Quoted text
++++++++
To find isotropic exponential solutions, we substitute \(\dot{H} = \dot{h} \equiv 0\) as well as \(h=H\) into (15)–(17), the system is simplified to a single equation

$$\begin{aligned} 42 H^2 ( 1 + 20\alpha H^2 + 120\beta H^4 ) = 0 \end{aligned}$$

with nontrivial solution

$$\begin{aligned} H^2 = \displaystyle \frac{-5\alpha \pm \sqrt{25\alpha ^2 - 30\beta }}{60\beta }. \end{aligned}$$
(18)

Analyzing (18) we find out that there is one root if \(\beta < 0\) (regardless of \(\alpha \)) and two roots if \(\alpha < 0\), \(5\alpha ^2/6 \geqslant \beta > 0\); in all other cases there are no isotropic exponential solutions.
++++++++
Task to complete
Quote the passage on isotropic exponential solutions in full, without changing anything. The data that comes next was taken from a separate source.

Dataset extract
++++++++
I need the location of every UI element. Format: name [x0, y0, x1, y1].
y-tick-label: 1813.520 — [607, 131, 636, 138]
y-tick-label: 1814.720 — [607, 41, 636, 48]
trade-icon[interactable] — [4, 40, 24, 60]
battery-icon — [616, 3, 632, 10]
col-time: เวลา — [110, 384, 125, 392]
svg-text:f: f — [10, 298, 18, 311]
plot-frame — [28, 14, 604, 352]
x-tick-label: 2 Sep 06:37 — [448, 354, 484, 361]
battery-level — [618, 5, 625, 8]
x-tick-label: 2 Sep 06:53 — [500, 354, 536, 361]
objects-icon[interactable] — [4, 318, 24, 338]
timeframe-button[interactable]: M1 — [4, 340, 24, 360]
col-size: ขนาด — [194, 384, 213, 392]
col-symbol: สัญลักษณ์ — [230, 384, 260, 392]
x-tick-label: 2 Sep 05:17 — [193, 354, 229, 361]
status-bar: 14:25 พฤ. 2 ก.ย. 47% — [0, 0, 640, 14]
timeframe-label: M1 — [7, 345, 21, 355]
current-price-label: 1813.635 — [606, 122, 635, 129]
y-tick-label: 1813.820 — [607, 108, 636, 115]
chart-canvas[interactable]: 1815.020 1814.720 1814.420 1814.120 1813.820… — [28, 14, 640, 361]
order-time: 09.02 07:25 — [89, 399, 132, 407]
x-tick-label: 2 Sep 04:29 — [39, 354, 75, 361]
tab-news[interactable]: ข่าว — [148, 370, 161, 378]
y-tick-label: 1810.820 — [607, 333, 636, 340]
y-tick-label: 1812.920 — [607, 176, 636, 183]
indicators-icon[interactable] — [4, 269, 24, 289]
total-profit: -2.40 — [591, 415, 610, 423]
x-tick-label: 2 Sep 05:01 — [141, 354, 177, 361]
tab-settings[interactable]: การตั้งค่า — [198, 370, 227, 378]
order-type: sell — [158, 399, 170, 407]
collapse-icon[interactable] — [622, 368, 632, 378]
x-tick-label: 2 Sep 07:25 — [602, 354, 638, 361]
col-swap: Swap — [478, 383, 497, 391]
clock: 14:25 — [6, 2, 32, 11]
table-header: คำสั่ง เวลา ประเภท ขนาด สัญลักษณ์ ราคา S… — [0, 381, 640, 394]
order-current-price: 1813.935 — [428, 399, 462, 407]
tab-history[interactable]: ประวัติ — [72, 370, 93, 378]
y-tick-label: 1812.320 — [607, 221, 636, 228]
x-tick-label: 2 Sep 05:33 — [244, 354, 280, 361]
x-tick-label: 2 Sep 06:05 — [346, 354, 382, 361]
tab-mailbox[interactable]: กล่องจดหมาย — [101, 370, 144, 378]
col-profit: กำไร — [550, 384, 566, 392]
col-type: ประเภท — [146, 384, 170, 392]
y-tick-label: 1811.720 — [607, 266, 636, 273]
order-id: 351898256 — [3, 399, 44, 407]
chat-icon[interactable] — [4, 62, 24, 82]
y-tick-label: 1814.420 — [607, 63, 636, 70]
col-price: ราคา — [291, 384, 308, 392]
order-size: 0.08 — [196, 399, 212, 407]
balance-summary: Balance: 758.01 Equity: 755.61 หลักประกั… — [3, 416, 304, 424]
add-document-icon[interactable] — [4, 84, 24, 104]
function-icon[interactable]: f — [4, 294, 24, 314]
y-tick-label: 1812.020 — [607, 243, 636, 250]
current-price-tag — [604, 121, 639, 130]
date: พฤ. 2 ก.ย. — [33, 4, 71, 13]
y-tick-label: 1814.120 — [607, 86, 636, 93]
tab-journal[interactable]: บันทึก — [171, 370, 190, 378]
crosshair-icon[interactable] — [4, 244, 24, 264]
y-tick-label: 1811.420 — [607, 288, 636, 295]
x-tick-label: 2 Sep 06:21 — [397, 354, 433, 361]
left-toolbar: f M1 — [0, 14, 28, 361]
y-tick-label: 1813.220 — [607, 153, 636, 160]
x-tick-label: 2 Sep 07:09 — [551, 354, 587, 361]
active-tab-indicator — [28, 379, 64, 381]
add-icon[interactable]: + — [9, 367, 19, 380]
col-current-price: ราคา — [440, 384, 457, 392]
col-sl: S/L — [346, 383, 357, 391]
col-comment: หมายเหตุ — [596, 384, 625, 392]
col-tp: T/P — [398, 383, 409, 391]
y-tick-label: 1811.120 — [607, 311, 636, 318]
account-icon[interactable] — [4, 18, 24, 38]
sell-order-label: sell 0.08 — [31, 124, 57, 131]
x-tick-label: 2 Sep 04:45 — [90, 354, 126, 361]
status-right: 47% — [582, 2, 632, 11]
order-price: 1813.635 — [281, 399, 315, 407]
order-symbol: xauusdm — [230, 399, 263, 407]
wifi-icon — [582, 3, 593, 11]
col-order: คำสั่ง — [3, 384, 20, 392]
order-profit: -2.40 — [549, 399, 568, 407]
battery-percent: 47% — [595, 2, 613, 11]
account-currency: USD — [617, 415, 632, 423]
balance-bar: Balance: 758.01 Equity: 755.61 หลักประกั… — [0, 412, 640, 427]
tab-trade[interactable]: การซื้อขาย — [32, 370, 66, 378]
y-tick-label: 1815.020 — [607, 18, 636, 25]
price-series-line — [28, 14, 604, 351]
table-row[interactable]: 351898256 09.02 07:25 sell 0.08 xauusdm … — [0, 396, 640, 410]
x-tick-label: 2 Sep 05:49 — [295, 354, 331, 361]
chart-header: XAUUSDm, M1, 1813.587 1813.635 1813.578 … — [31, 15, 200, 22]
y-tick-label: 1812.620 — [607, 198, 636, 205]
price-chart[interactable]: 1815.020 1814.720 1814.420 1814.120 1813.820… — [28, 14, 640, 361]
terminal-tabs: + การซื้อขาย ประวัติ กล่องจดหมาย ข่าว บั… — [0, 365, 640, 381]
++++++++
The completed task
To find isotropic exponential solutions, we substitute \(\dot{H} = \dot{h} \equiv 0\) as well as \(h=H\) into (15)–(17), the system is simplified to a single equation

$$\begin{aligned} 42 H^2 ( 1 + 20\alpha H^2 + 120\beta H^4 ) = 0 \end{aligned}$$

with nontrivial solution

$$\begin{aligned} H^2 = \displaystyle \frac{-5\alpha \pm \sqrt{25\alpha ^2 - 30\beta }}{60\beta }. \end{aligned}$$
(18)

Analyzing (18) we find out that there is one root if \(\beta < 0\) (regardless of \(\alpha \)) and two roots if \(\alpha < 0\), \(5\alpha ^2/6 \geqslant \beta > 0\); in all other cases there are no isotropic exponential solutions.